# What needs to be done
Write out the whole listing again, exactly.
====
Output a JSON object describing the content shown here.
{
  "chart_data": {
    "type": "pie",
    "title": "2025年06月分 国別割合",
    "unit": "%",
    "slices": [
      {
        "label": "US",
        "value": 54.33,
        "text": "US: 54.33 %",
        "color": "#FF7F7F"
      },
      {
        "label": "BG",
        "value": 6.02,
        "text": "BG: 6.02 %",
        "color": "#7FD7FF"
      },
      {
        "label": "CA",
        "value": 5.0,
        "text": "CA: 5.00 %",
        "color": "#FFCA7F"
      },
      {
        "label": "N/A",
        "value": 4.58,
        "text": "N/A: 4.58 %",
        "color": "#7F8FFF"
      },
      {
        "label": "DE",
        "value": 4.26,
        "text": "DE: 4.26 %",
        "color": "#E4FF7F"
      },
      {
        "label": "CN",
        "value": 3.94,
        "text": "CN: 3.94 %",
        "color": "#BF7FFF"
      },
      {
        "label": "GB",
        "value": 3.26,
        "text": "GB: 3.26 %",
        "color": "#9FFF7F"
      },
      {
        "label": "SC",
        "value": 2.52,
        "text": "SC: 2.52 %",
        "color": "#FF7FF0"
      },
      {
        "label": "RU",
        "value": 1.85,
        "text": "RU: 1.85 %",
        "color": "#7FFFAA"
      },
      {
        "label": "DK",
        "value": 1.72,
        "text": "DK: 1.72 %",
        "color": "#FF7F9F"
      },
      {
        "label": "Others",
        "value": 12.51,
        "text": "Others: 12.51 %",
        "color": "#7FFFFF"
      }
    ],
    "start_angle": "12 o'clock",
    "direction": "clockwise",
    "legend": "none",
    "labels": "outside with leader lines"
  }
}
====
# Solved problem
Output a JSON object describing the content shown here.
{
  "chart_data": {
    "type": "pie",
    "title": "2025年06月分 国別割合",
    "unit": "%",
    "slices": [
      {
        "label": "US",
        "value": 54.33,
        "text": "US: 54.33 %",
        "color": "#FF7F7F"
      },
      {
        "label": "BG",
        "value": 6.02,
        "text": "BG: 6.02 %",
        "color": "#7FD7FF"
      },
      {
        "label": "CA",
        "value": 5.0,
        "text": "CA: 5.00 %",
        "color": "#FFCA7F"
      },
      {
        "label": "N/A",
        "value": 4.58,
        "text": "N/A: 4.58 %",
        "color": "#7F8FFF"
      },
      {
        "label": "DE",
        "value": 4.26,
        "text": "DE: 4.26 %",
        "color": "#E4FF7F"
      },
      {
        "label": "CN",
        "value": 3.94,
        "text": "CN: 3.94 %",
        "color": "#BF7FFF"
      },
      {
        "label": "GB",
        "value": 3.26,
        "text": "GB: 3.26 %",
        "color": "#9FFF7F"
      },
      {
        "label": "SC",
        "value": 2.52,
        "text": "SC: 2.52 %",
        "color": "#FF7FF0"
      },
      {
        "label": "RU",
        "value": 1.85,
        "text": "RU: 1.85 %",
        "color": "#7FFFAA"
      },
      {
        "label": "DK",
        "value": 1.72,
        "text": "DK: 1.72 %",
        "color": "#FF7F9F"
      },
      {
        "label": "Others",
        "value": 12.51,
        "text": "Others: 12.51 %",
        "color": "#7FFFFF"
      }
    ],
    "start_angle": "12 o'clock",
    "direction": "clockwise",
    "legend": "none",
    "labels": "outside with leader lines"
  }
}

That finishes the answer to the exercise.